━━ RECORDS
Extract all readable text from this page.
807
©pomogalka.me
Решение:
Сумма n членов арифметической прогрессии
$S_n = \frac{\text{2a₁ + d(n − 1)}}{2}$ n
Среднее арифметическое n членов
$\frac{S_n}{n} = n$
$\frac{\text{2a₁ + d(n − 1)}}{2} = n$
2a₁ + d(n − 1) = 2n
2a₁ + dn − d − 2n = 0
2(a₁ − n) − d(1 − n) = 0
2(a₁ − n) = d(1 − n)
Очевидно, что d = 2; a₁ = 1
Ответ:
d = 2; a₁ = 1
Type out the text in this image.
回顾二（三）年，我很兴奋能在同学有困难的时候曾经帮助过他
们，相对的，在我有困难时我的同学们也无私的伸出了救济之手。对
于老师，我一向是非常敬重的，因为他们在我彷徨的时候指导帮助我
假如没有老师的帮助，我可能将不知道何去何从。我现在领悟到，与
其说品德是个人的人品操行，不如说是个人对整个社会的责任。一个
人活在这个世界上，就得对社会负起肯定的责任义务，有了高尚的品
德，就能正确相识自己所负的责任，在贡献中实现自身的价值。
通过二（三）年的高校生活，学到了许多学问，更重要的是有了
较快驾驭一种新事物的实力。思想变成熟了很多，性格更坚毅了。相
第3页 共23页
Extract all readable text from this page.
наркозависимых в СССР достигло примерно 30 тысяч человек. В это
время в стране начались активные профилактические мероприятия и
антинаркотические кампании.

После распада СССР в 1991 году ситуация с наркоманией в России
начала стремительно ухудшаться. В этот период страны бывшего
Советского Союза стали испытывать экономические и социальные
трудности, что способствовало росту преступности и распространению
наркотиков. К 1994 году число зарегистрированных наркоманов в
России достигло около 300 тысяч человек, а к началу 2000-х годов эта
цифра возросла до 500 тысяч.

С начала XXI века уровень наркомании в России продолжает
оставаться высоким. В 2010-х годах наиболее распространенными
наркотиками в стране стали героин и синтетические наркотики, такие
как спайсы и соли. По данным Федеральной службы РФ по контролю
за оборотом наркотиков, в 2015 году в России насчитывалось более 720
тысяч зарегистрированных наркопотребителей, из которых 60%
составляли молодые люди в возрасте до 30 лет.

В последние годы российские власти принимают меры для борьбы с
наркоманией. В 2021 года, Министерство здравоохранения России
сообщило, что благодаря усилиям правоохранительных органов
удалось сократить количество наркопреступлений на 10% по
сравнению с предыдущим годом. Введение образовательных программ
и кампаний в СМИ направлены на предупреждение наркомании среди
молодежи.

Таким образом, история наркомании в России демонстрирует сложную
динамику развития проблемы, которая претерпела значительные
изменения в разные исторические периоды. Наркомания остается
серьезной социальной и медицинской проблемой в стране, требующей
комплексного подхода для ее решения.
━━━━
# DIRECTIONS FOR THIS TASK
Scan the material for lines with the word "наркомании", and copy each line you find.

# FINISHED ANSWER
С начала XXI века уровень наркомании в России продолжает
и кампаний в СМИ направлены на предупреждение наркомании среди
Таким образом, история наркомании в России демонстрирует сложную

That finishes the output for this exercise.